* **Challenge**:
Write out all the entries word for word, but skip any images.
##### Input rows #####
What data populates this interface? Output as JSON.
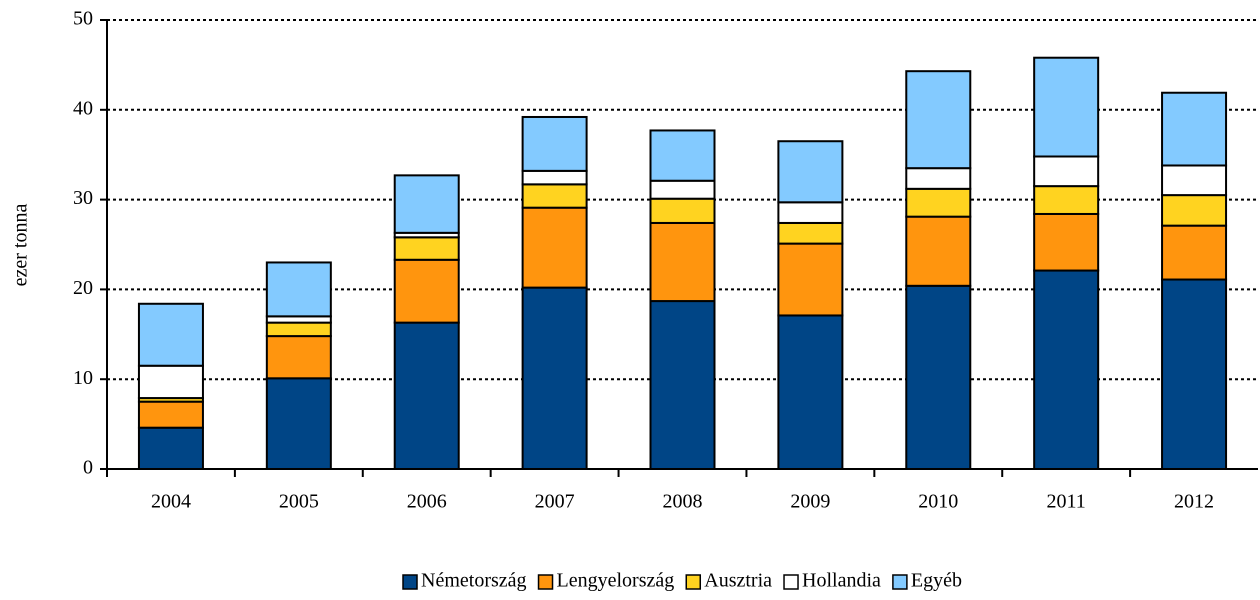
{
  "chart_data": {
    "type": "stacked_bar",
    "categories": [
      "2004",
      "2005",
      "2006",
      "2007",
      "2008",
      "2009",
      "2010",
      "2011",
      "2012"
    ],
    "series": [
      {
        "name": "Németország",
        "color": "#004586",
        "values": [
          4.6,
          10.1,
          16.3,
          20.2,
          18.7,
          17.1,
          20.4,
          22.1,
          21.1
        ]
      },
      {
        "name": "Lengyelország",
        "color": "#ff950e",
        "values": [
          2.9,
          4.7,
          7.0,
          8.9,
          8.7,
          8.0,
          7.7,
          6.3,
          6.0
        ]
      },
      {
        "name": "Ausztria",
        "color": "#ffd320",
        "values": [
          0.4,
          1.5,
          2.5,
          2.6,
          2.7,
          2.3,
          3.1,
          3.1,
          3.4
        ]
      },
      {
        "name": "Hollandia",
        "color": "#ffffff",
        "values": [
          3.6,
          0.7,
          0.5,
          1.5,
          2.0,
          2.3,
          2.3,
          3.3,
          3.3
        ]
      },
      {
        "name": "Egyéb",
        "color": "#83caff",
        "values": [
          6.9,
          6.0,
          6.4,
          6.0,
          5.6,
          6.8,
          10.8,
          11.0,
          8.1
        ]
      }
    ],
    "y_label": "ezer tonna",
    "ylim": [
      0,
      50
    ],
    "yticks": [
      0,
      10,
      20,
      30,
      40,
      50
    ],
    "grid": true,
    "legend": "bottom"
  }
}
#####
* **Full answer**:
What data populates this interface? Output as JSON.
{
  "chart_data": {
    "type": "stacked_bar",
    "categories": [
      "2004",
      "2005",
      "2006",
      "2007",
      "2008",
      "2009",
      "2010",
      "2011",
      "2012"
    ],
    "series": [
      {
        "name": "Németország",
        "color": "#004586",
        "values": [
          4.6,
          10.1,
          16.3,
          20.2,
          18.7,
          17.1,
          20.4,
          22.1,
          21.1
        ]
      },
      {
        "name": "Lengyelország",
        "color": "#ff950e",
        "values": [
          2.9,
          4.7,
          7.0,
          8.9,
          8.7,
          8.0,
          7.7,
          6.3,
          6.0
        ]
      },
      {
        "name": "Ausztria",
        "color": "#ffd320",
        "values": [
          0.4,
          1.5,
          2.5,
          2.6,
          2.7,
          2.3,
          3.1,
          3.1,
          3.4
        ]
      },
      {
        "name": "Hollandia",
        "color": "#ffffff",
        "values": [
          3.6,
          0.7,
          0.5,
          1.5,
          2.0,
          2.3,
          2.3,
          3.3,
          3.3
        ]
      },
      {
        "name": "Egyéb",
        "color": "#83caff",
        "values": [
          6.9,
          6.0,
          6.4,
          6.0,
          5.6,
          6.8,
          10.8,
          11.0,
          8.1
        ]
      }
    ],
    "y_label": "ezer tonna",
    "ylim": [
      0,
      50
    ],
    "yticks": [
      0,
      10,
      20,
      30,
      40,
      50
    ],
    "grid": true,
    "legend": "bottom"
  }
}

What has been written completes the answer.